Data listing
= = = = =

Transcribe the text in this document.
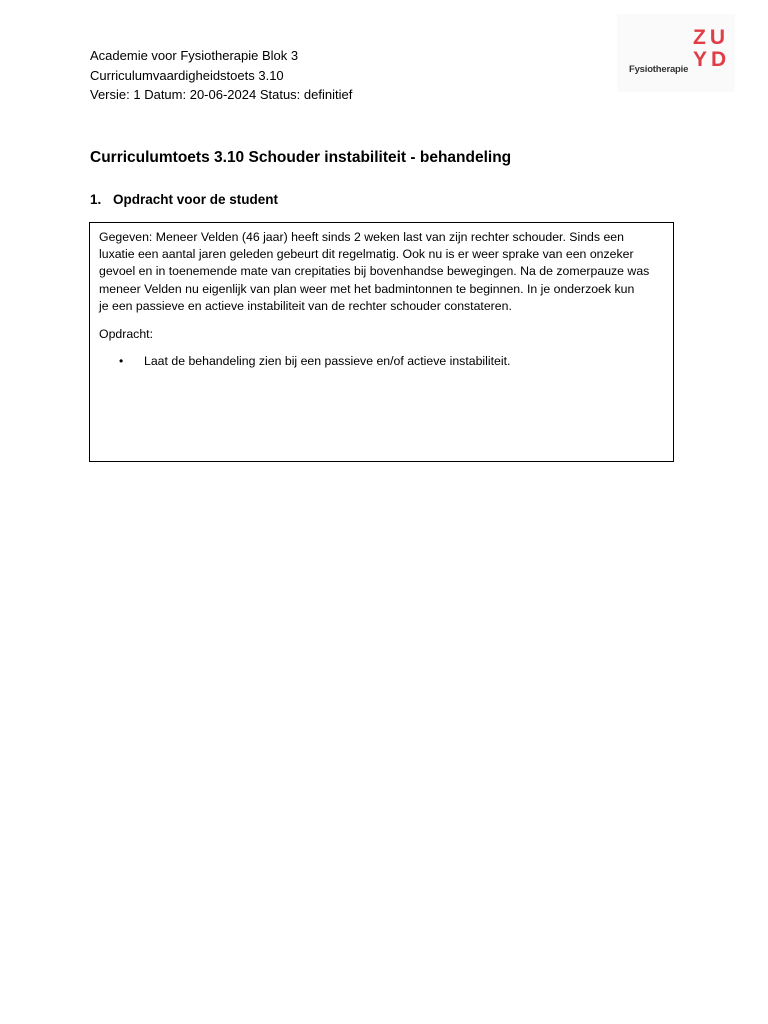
Academie voor Fysiotherapie Blok 3
Curriculumvaardigheidstoets 3.10
Versie: 1 Datum: 20-06-2024 Status: definitief
Fysiotherapie
ZU
YD
Curriculumtoets 3.10 Schouder instabiliteit - behandeling
1. Opdracht voor de student

Gegeven: Meneer Velden (46 jaar) heeft sinds 2 weken last van zijn rechter schouder. Sinds een
luxatie een aantal jaren geleden gebeurt dit regelmatig. Ook nu is er weer sprake van een onzeker
gevoel en in toenemende mate van crepitaties bij bovenhandse bewegingen. Na de zomerpauze was
meneer Velden nu eigenlijk van plan weer met het badmintonnen te beginnen. In je onderzoek kun
je een passieve en actieve instabiliteit van de rechter schouder constateren.

Opdracht:

• Laat de behandeling zien bij een passieve en/of actieve instabiliteit.
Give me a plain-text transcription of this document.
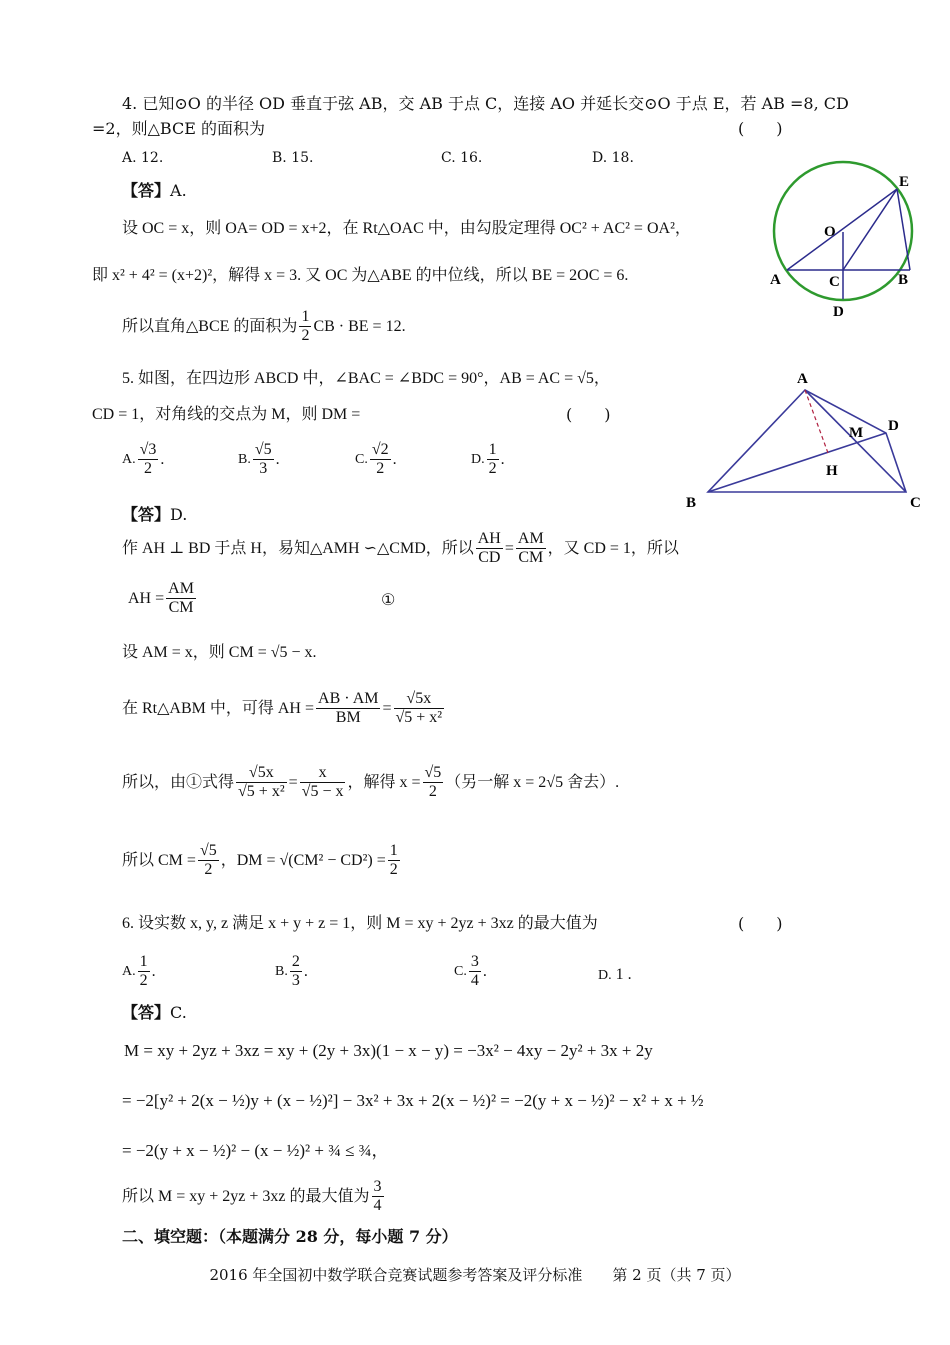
4. 已知⊙O 的半径 OD 垂直于弦 AB，交 AB 于点 C，连接 AO 并延长交⊙O 于点 E，若 AB =8, CD
=2，则△BCE 的面积为	(　　)
A. 12.	B. 15.	C. 16.	D. 18.
【答】A.
设 OC = x，则 OA= OD = x+2，在 Rt△OAC 中，由勾股定理得 OC² + AC² = OA²，
即 x² + 4² = (x+2)²，解得 x = 3. 又 OC 为△ABE 的中位线，所以 BE = 2OC = 6.
所以直角△BCE 的面积为 $\frac{1}{2}$ CB · BE = 12.
E
O
A	C	B
D
5. 如图，在四边形 ABCD 中，∠BAC = ∠BDC = 90°，AB = AC = √5，
CD = 1，对角线的交点为 M，则 DM =	(　　)
A. $\frac{√3}{2}$ .	B. $\frac{√5}{3}$ .	C. $\frac{√2}{2}$ .	D. $\frac{1}{2}$ .
【答】D.
作 AH ⊥ BD 于点 H，易知△AMH ∽△CMD，所以 $\frac{AH}{CD} = \frac{AM}{CM}$ ，又 CD = 1，所以
AH = $\frac{AM}{CM}$	①
设 AM = x，则 CM = √5 − x.
在 Rt△ABM 中，可得 AH = $\frac{AB \cdot AM}{BM} = \frac{√5x}{\text{√5 + x²}}$
所以，由①式得 $\frac{√5x}{\text{√5 + x²}} = \frac{x}{√5 - x}$ ，解得 $x = \frac{√5}{2}$ （另一解 x = 2√5 舍去）.
所以 CM = $\frac{√5}{2}$ ，DM = $√(CM^2 - CD^2) = \frac{1}{2}$
A
D
M
H
B	C
6. 设实数 x, y, z 满足 x + y + z = 1，则 M = xy + 2yz + 3xz 的最大值为	(　　)
A. $\frac{1}{2}$ .	B. $\frac{2}{3}$ .	C. $\frac{3}{4}$ .	D. 1 .
【答】C.
M = xy + 2yz + 3xz = xy + (2y + 3x)(1 − x − y) = −3x² − 4xy − 2y² + 3x + 2y
= −2[y² + 2(x − ½)y + (x − ½)²] − 3x² + 3x + 2(x − ½)² = −2(y + x − ½)² − x² + x + ½
= −2(y + x − ½)² − (x − ½)² + ¾ ≤ ¾，
所以 M = xy + 2yz + 3xz 的最大值为 $\frac{3}{4}$
二、填空题：（本题满分 28 分，每小题 7 分）
2016 年全国初中数学联合竞赛试题参考答案及评分标准　　第 2 页（共 7 页）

= = = = =

__THE EXERCISE__. Repeat each entry exactly. Pictures do not belong in the copy.

__SOLVED EXERCISE__.
Transcribe the text in this document.
Academie voor Fysiotherapie Blok 3
Curriculumvaardigheidstoets 3.10
Versie: 1 Datum: 20-06-2024 Status: definitief
Fysiotherapie
ZU
YD
Curriculumtoets 3.10 Schouder instabiliteit - behandeling
1. Opdracht voor de student

Gegeven: Meneer Velden (46 jaar) heeft sinds 2 weken last van zijn rechter schouder. Sinds een
luxatie een aantal jaren geleden gebeurt dit regelmatig. Ook nu is er weer sprake van een onzeker
gevoel en in toenemende mate van crepitaties bij bovenhandse bewegingen. Na de zomerpauze was
meneer Velden nu eigenlijk van plan weer met het badmintonnen te beginnen. In je onderzoek kun
je een passieve en actieve instabiliteit van de rechter schouder constateren.

Opdracht:

• Laat de behandeling zien bij een passieve en/of actieve instabiliteit.
Give me a plain-text transcription of this document.
4. 已知⊙O 的半径 OD 垂直于弦 AB，交 AB 于点 C，连接 AO 并延长交⊙O 于点 E，若 AB =8, CD
=2，则△BCE 的面积为	(　　)
A. 12.	B. 15.	C. 16.	D. 18.
【答】A.
设 OC = x，则 OA= OD = x+2，在 Rt△OAC 中，由勾股定理得 OC² + AC² = OA²，
即 x² + 4² = (x+2)²，解得 x = 3. 又 OC 为△ABE 的中位线，所以 BE = 2OC = 6.
所以直角△BCE 的面积为 $\frac{1}{2}$ CB · BE = 12.
E
O
A	C	B
D
5. 如图，在四边形 ABCD 中，∠BAC = ∠BDC = 90°，AB = AC = √5，
CD = 1，对角线的交点为 M，则 DM =	(　　)
A. $\frac{√3}{2}$ .	B. $\frac{√5}{3}$ .	C. $\frac{√2}{2}$ .	D. $\frac{1}{2}$ .
【答】D.
作 AH ⊥ BD 于点 H，易知△AMH ∽△CMD，所以 $\frac{AH}{CD} = \frac{AM}{CM}$ ，又 CD = 1，所以
AH = $\frac{AM}{CM}$	①
设 AM = x，则 CM = √5 − x.
在 Rt△ABM 中，可得 AH = $\frac{AB \cdot AM}{BM} = \frac{√5x}{\text{√5 + x²}}$
所以，由①式得 $\frac{√5x}{\text{√5 + x²}} = \frac{x}{√5 - x}$ ，解得 $x = \frac{√5}{2}$ （另一解 x = 2√5 舍去）.
所以 CM = $\frac{√5}{2}$ ，DM = $√(CM^2 - CD^2) = \frac{1}{2}$
A
D
M
H
B	C
6. 设实数 x, y, z 满足 x + y + z = 1，则 M = xy + 2yz + 3xz 的最大值为	(　　)
A. $\frac{1}{2}$ .	B. $\frac{2}{3}$ .	C. $\frac{3}{4}$ .	D. 1 .
【答】C.
M = xy + 2yz + 3xz = xy + (2y + 3x)(1 − x − y) = −3x² − 4xy − 2y² + 3x + 2y
= −2[y² + 2(x − ½)y + (x − ½)²] − 3x² + 3x + 2(x − ½)² = −2(y + x − ½)² − x² + x + ½
= −2(y + x − ½)² − (x − ½)² + ¾ ≤ ¾，
所以 M = xy + 2yz + 3xz 的最大值为 $\frac{3}{4}$
二、填空题：（本题满分 28 分，每小题 7 分）
2016 年全国初中数学联合竞赛试题参考答案及评分标准　　第 2 页（共 7 页）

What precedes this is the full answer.